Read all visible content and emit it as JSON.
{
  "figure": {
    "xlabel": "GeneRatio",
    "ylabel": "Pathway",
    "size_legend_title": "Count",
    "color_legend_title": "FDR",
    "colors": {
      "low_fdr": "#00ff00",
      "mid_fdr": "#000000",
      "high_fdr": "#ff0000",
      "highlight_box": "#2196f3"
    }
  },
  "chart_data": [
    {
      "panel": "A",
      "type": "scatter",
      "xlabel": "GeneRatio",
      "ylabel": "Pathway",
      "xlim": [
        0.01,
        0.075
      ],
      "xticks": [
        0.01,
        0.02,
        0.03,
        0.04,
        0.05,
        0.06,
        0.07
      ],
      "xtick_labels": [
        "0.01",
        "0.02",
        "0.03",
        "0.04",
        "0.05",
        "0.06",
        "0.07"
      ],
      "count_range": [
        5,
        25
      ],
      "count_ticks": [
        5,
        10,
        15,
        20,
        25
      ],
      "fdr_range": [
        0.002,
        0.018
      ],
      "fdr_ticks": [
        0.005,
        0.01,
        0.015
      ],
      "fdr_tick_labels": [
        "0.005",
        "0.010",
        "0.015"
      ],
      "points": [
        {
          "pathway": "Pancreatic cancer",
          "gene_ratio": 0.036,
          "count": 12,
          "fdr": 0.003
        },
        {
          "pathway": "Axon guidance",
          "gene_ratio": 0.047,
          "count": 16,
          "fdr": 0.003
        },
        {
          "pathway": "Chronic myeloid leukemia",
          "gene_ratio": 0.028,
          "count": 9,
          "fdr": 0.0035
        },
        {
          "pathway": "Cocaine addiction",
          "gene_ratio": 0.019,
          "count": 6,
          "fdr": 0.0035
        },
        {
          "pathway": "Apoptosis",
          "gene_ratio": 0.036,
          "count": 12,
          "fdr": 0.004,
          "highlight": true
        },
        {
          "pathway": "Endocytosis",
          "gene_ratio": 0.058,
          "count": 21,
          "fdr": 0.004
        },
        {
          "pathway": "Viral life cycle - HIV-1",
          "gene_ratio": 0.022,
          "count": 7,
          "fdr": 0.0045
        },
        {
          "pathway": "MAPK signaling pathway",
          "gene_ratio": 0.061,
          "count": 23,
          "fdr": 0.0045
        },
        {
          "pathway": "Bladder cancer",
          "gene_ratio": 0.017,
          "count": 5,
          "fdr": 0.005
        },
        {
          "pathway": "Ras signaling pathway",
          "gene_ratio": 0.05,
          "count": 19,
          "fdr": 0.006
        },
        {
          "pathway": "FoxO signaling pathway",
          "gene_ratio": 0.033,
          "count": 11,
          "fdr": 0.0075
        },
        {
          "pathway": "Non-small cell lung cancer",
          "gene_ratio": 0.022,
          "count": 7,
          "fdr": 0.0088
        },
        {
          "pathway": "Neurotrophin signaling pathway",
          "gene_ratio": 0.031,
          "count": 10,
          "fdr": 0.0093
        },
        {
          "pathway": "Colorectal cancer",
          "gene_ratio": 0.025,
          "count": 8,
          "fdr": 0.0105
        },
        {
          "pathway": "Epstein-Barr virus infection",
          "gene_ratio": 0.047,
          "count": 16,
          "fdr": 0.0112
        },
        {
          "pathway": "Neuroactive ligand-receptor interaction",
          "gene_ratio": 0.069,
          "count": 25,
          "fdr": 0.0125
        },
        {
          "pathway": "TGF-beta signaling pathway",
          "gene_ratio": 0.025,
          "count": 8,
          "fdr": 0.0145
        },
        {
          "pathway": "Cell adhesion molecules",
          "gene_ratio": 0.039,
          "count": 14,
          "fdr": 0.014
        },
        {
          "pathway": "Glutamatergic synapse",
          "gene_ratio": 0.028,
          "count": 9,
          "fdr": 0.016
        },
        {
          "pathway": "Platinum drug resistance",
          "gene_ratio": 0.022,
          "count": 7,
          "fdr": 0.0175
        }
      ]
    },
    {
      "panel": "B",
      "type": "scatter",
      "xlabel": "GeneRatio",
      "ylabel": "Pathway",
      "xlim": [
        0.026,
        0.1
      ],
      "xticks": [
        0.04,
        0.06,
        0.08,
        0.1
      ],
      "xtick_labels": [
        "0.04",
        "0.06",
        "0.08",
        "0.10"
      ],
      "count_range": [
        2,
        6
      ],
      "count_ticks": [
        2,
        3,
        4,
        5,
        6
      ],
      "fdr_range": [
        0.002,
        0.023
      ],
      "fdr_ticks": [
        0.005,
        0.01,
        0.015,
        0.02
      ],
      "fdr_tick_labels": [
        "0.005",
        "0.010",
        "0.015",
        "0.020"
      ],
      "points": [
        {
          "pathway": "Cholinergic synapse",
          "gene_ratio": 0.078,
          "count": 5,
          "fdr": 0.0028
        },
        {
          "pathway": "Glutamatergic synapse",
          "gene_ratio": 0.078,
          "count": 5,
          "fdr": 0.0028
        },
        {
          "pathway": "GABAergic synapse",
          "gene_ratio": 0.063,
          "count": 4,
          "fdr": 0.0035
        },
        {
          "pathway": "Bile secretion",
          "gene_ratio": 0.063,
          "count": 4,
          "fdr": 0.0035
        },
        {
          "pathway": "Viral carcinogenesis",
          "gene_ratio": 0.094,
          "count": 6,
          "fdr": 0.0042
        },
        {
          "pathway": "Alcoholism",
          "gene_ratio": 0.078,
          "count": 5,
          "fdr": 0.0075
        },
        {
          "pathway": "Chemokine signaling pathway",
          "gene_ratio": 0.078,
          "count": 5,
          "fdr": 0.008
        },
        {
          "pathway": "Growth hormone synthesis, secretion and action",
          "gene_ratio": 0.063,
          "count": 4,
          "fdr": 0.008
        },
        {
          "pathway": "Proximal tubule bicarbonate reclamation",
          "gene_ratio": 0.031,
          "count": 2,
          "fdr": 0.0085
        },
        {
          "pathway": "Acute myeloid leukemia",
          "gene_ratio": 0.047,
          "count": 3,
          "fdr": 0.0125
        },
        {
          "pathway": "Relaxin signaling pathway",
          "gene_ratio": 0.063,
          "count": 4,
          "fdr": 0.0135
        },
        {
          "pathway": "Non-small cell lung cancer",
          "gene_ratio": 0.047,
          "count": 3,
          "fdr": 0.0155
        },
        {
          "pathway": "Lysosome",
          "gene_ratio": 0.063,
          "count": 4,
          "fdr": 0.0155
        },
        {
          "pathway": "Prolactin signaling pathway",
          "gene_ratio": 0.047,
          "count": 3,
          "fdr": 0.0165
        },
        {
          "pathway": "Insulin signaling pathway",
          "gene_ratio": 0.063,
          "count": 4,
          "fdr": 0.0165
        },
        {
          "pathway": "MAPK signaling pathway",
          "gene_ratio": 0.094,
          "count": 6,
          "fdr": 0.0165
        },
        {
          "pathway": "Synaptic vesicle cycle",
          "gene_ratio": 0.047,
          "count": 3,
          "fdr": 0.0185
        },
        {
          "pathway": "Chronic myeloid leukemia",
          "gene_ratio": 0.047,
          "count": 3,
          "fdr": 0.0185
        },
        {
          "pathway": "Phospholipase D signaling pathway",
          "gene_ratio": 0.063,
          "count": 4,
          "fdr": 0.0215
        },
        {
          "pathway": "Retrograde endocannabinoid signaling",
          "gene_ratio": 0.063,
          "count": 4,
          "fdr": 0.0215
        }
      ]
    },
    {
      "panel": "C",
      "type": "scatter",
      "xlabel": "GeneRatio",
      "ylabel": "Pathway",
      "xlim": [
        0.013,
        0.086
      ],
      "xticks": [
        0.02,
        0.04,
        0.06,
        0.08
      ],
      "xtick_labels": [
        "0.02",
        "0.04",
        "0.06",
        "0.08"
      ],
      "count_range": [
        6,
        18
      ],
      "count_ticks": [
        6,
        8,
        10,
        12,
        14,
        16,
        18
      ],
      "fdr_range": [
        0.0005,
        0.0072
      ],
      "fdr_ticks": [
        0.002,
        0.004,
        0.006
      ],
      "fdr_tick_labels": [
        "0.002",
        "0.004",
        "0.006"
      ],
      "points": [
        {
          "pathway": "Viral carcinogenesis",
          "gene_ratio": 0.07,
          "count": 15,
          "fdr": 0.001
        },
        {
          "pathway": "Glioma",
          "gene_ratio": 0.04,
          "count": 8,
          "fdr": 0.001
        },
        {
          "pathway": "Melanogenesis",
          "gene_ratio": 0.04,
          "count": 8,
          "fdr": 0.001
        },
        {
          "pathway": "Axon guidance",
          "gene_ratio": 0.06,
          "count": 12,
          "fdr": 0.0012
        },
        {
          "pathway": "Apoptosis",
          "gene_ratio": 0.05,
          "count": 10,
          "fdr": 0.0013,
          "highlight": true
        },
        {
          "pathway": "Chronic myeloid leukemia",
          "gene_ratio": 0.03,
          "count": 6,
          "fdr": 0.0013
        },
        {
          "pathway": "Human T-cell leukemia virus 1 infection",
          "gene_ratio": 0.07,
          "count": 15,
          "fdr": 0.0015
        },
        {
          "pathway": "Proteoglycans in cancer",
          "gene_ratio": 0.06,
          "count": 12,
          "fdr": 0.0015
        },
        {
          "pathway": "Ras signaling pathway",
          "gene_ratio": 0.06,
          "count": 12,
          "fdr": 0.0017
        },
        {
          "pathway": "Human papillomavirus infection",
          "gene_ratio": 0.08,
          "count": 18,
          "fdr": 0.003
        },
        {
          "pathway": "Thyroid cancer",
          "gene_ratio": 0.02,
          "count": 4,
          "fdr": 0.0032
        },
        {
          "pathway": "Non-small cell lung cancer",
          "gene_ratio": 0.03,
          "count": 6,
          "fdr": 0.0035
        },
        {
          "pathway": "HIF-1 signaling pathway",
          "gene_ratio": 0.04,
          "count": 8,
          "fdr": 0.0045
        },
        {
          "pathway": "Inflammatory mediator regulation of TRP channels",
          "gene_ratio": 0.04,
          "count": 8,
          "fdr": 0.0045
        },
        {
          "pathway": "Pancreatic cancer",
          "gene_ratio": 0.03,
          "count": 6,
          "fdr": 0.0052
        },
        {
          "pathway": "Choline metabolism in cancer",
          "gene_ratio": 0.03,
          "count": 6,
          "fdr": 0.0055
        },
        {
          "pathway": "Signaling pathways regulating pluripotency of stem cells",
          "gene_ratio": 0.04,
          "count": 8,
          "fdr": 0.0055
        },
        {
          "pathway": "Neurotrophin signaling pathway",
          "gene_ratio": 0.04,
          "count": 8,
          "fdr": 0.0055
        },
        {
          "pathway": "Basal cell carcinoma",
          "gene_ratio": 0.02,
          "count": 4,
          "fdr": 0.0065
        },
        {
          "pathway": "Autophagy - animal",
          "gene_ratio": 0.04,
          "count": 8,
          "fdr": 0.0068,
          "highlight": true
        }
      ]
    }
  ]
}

_PROBLEM STATEMENT_: All lines above holding the word "cancer" make up the answer; copy each one.

_FINISHED EXERCISE_:
          "pathway": "Pancreatic cancer",
          "pathway": "Bladder cancer",
          "pathway": "Non-small cell lung cancer",
          "pathway": "Colorectal cancer",
          "pathway": "Non-small cell lung cancer",
          "pathway": "Proteoglycans in cancer",
          "pathway": "Thyroid cancer",
          "pathway": "Non-small cell lung cancer",
          "pathway": "Pancreatic cancer",
          "pathway": "Choline metabolism in cancer",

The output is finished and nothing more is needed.